What you are asked to do: Print the entries below in their entirety, exactly as they are written.

%%

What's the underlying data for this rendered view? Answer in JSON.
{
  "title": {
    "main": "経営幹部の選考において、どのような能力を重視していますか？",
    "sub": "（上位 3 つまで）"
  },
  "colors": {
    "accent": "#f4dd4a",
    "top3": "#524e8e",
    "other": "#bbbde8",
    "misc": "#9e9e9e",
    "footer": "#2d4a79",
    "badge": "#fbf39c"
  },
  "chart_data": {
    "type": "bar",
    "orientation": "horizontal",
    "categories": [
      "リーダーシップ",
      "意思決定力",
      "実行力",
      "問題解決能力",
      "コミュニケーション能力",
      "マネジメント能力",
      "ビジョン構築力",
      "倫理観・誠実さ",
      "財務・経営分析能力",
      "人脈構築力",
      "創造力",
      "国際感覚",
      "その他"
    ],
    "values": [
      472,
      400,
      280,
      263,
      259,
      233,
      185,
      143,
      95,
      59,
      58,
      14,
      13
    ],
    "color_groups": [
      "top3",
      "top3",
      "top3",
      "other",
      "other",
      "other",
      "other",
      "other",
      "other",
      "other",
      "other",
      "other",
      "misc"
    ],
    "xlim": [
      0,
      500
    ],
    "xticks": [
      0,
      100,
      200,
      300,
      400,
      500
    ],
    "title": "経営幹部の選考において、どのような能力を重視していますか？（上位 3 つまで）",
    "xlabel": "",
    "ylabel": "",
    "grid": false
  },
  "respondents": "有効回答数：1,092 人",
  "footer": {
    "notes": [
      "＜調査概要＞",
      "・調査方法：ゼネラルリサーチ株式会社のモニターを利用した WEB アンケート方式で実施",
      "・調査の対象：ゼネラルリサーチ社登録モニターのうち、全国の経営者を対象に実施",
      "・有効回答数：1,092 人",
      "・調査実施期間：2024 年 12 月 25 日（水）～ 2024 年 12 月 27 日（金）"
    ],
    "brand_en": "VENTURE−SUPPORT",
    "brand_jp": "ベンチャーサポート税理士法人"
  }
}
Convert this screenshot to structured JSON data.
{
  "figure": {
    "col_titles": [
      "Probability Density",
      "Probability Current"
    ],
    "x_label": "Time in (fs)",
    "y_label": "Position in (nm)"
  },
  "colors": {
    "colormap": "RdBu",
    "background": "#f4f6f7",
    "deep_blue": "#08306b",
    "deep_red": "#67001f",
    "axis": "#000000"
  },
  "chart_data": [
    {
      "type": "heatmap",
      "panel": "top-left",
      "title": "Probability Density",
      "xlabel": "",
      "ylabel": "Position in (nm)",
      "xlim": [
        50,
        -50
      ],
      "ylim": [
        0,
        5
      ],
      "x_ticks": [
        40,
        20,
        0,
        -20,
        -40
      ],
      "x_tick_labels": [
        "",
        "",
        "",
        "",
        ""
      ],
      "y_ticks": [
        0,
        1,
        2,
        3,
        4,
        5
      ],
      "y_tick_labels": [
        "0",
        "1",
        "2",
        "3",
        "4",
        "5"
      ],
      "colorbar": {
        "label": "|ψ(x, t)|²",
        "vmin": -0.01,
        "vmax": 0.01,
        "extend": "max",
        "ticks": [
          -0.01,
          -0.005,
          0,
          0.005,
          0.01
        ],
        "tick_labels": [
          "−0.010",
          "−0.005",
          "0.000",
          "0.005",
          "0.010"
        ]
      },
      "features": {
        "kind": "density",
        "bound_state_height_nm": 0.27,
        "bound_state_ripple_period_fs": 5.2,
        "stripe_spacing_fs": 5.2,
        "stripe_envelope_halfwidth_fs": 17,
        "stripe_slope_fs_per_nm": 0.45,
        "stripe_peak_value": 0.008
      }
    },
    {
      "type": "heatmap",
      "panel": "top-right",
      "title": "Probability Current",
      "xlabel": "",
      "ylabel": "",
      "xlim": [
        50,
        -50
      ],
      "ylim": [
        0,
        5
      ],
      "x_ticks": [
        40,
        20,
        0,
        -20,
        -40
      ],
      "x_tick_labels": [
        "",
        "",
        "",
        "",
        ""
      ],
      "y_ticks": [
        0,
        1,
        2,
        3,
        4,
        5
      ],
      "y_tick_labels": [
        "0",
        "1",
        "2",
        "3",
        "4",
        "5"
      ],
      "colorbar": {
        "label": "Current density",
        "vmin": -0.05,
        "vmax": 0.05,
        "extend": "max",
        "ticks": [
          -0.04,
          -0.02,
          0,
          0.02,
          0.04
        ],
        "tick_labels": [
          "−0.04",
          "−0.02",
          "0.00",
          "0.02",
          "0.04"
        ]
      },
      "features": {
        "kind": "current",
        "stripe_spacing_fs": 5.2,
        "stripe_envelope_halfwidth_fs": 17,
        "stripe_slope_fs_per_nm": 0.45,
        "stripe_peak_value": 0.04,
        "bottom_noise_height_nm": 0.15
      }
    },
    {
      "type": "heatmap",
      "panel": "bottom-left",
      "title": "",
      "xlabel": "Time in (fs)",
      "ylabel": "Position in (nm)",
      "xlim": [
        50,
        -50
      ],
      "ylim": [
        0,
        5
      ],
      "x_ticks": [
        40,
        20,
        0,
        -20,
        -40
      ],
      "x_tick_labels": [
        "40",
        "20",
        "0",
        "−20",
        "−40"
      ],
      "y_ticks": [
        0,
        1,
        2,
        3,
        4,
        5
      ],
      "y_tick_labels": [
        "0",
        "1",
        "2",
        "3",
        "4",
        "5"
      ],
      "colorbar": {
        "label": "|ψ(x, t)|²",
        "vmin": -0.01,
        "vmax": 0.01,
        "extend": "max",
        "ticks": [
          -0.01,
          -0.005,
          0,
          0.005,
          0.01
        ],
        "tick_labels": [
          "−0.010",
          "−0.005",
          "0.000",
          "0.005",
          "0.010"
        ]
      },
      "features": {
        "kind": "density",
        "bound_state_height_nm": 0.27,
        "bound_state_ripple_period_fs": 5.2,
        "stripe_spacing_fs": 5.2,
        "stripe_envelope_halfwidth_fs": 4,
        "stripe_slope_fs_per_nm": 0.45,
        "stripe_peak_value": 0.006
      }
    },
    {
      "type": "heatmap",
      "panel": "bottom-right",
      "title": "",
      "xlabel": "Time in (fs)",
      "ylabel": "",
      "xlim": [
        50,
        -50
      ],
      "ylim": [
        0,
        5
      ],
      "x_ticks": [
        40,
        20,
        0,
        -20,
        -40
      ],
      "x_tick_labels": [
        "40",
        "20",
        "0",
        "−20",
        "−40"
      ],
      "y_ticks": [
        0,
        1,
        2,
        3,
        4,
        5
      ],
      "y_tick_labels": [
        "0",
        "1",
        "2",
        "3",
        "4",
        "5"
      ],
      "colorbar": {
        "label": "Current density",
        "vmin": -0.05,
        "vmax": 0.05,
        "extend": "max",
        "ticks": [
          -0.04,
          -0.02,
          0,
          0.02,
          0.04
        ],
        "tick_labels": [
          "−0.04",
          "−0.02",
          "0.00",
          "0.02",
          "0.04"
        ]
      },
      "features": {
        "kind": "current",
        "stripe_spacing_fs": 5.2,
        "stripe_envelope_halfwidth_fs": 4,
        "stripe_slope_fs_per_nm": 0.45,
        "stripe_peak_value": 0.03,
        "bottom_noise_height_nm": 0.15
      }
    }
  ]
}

%%

Solution to the problem:
What's the underlying data for this rendered view? Answer in JSON.
{
  "title": {
    "main": "経営幹部の選考において、どのような能力を重視していますか？",
    "sub": "（上位 3 つまで）"
  },
  "colors": {
    "accent": "#f4dd4a",
    "top3": "#524e8e",
    "other": "#bbbde8",
    "misc": "#9e9e9e",
    "footer": "#2d4a79",
    "badge": "#fbf39c"
  },
  "chart_data": {
    "type": "bar",
    "orientation": "horizontal",
    "categories": [
      "リーダーシップ",
      "意思決定力",
      "実行力",
      "問題解決能力",
      "コミュニケーション能力",
      "マネジメント能力",
      "ビジョン構築力",
      "倫理観・誠実さ",
      "財務・経営分析能力",
      "人脈構築力",
      "創造力",
      "国際感覚",
      "その他"
    ],
    "values": [
      472,
      400,
      280,
      263,
      259,
      233,
      185,
      143,
      95,
      59,
      58,
      14,
      13
    ],
    "color_groups": [
      "top3",
      "top3",
      "top3",
      "other",
      "other",
      "other",
      "other",
      "other",
      "other",
      "other",
      "other",
      "other",
      "misc"
    ],
    "xlim": [
      0,
      500
    ],
    "xticks": [
      0,
      100,
      200,
      300,
      400,
      500
    ],
    "title": "経営幹部の選考において、どのような能力を重視していますか？（上位 3 つまで）",
    "xlabel": "",
    "ylabel": "",
    "grid": false
  },
  "respondents": "有効回答数：1,092 人",
  "footer": {
    "notes": [
      "＜調査概要＞",
      "・調査方法：ゼネラルリサーチ株式会社のモニターを利用した WEB アンケート方式で実施",
      "・調査の対象：ゼネラルリサーチ社登録モニターのうち、全国の経営者を対象に実施",
      "・有効回答数：1,092 人",
      "・調査実施期間：2024 年 12 月 25 日（水）～ 2024 年 12 月 27 日（金）"
    ],
    "brand_en": "VENTURE−SUPPORT",
    "brand_jp": "ベンチャーサポート税理士法人"
  }
}
Convert this screenshot to structured JSON data.
{
  "figure": {
    "col_titles": [
      "Probability Density",
      "Probability Current"
    ],
    "x_label": "Time in (fs)",
    "y_label": "Position in (nm)"
  },
  "colors": {
    "colormap": "RdBu",
    "background": "#f4f6f7",
    "deep_blue": "#08306b",
    "deep_red": "#67001f",
    "axis": "#000000"
  },
  "chart_data": [
    {
      "type": "heatmap",
      "panel": "top-left",
      "title": "Probability Density",
      "xlabel": "",
      "ylabel": "Position in (nm)",
      "xlim": [
        50,
        -50
      ],
      "ylim": [
        0,
        5
      ],
      "x_ticks": [
        40,
        20,
        0,
        -20,
        -40
      ],
      "x_tick_labels": [
        "",
        "",
        "",
        "",
        ""
      ],
      "y_ticks": [
        0,
        1,
        2,
        3,
        4,
        5
      ],
      "y_tick_labels": [
        "0",
        "1",
        "2",
        "3",
        "4",
        "5"
      ],
      "colorbar": {
        "label": "|ψ(x, t)|²",
        "vmin": -0.01,
        "vmax": 0.01,
        "extend": "max",
        "ticks": [
          -0.01,
          -0.005,
          0,
          0.005,
          0.01
        ],
        "tick_labels": [
          "−0.010",
          "−0.005",
          "0.000",
          "0.005",
          "0.010"
        ]
      },
      "features": {
        "kind": "density",
        "bound_state_height_nm": 0.27,
        "bound_state_ripple_period_fs": 5.2,
        "stripe_spacing_fs": 5.2,
        "stripe_envelope_halfwidth_fs": 17,
        "stripe_slope_fs_per_nm": 0.45,
        "stripe_peak_value": 0.008
      }
    },
    {
      "type": "heatmap",
      "panel": "top-right",
      "title": "Probability Current",
      "xlabel": "",
      "ylabel": "",
      "xlim": [
        50,
        -50
      ],
      "ylim": [
        0,
        5
      ],
      "x_ticks": [
        40,
        20,
        0,
        -20,
        -40
      ],
      "x_tick_labels": [
        "",
        "",
        "",
        "",
        ""
      ],
      "y_ticks": [
        0,
        1,
        2,
        3,
        4,
        5
      ],
      "y_tick_labels": [
        "0",
        "1",
        "2",
        "3",
        "4",
        "5"
      ],
      "colorbar": {
        "label": "Current density",
        "vmin": -0.05,
        "vmax": 0.05,
        "extend": "max",
        "ticks": [
          -0.04,
          -0.02,
          0,
          0.02,
          0.04
        ],
        "tick_labels": [
          "−0.04",
          "−0.02",
          "0.00",
          "0.02",
          "0.04"
        ]
      },
      "features": {
        "kind": "current",
        "stripe_spacing_fs": 5.2,
        "stripe_envelope_halfwidth_fs": 17,
        "stripe_slope_fs_per_nm": 0.45,
        "stripe_peak_value": 0.04,
        "bottom_noise_height_nm": 0.15
      }
    },
    {
      "type": "heatmap",
      "panel": "bottom-left",
      "title": "",
      "xlabel": "Time in (fs)",
      "ylabel": "Position in (nm)",
      "xlim": [
        50,
        -50
      ],
      "ylim": [
        0,
        5
      ],
      "x_ticks": [
        40,
        20,
        0,
        -20,
        -40
      ],
      "x_tick_labels": [
        "40",
        "20",
        "0",
        "−20",
        "−40"
      ],
      "y_ticks": [
        0,
        1,
        2,
        3,
        4,
        5
      ],
      "y_tick_labels": [
        "0",
        "1",
        "2",
        "3",
        "4",
        "5"
      ],
      "colorbar": {
        "label": "|ψ(x, t)|²",
        "vmin": -0.01,
        "vmax": 0.01,
        "extend": "max",
        "ticks": [
          -0.01,
          -0.005,
          0,
          0.005,
          0.01
        ],
        "tick_labels": [
          "−0.010",
          "−0.005",
          "0.000",
          "0.005",
          "0.010"
        ]
      },
      "features": {
        "kind": "density",
        "bound_state_height_nm": 0.27,
        "bound_state_ripple_period_fs": 5.2,
        "stripe_spacing_fs": 5.2,
        "stripe_envelope_halfwidth_fs": 4,
        "stripe_slope_fs_per_nm": 0.45,
        "stripe_peak_value": 0.006
      }
    },
    {
      "type": "heatmap",
      "panel": "bottom-right",
      "title": "",
      "xlabel": "Time in (fs)",
      "ylabel": "",
      "xlim": [
        50,
        -50
      ],
      "ylim": [
        0,
        5
      ],
      "x_ticks": [
        40,
        20,
        0,
        -20,
        -40
      ],
      "x_tick_labels": [
        "40",
        "20",
        "0",
        "−20",
        "−40"
      ],
      "y_ticks": [
        0,
        1,
        2,
        3,
        4,
        5
      ],
      "y_tick_labels": [
        "0",
        "1",
        "2",
        "3",
        "4",
        "5"
      ],
      "colorbar": {
        "label": "Current density",
        "vmin": -0.05,
        "vmax": 0.05,
        "extend": "max",
        "ticks": [
          -0.04,
          -0.02,
          0,
          0.02,
          0.04
        ],
        "tick_labels": [
          "−0.04",
          "−0.02",
          "0.00",
          "0.02",
          "0.04"
        ]
      },
      "features": {
        "kind": "current",
        "stripe_spacing_fs": 5.2,
        "stripe_envelope_halfwidth_fs": 4,
        "stripe_slope_fs_per_nm": 0.45,
        "stripe_peak_value": 0.03,
        "bottom_noise_height_nm": 0.15
      }
    }
  ]
}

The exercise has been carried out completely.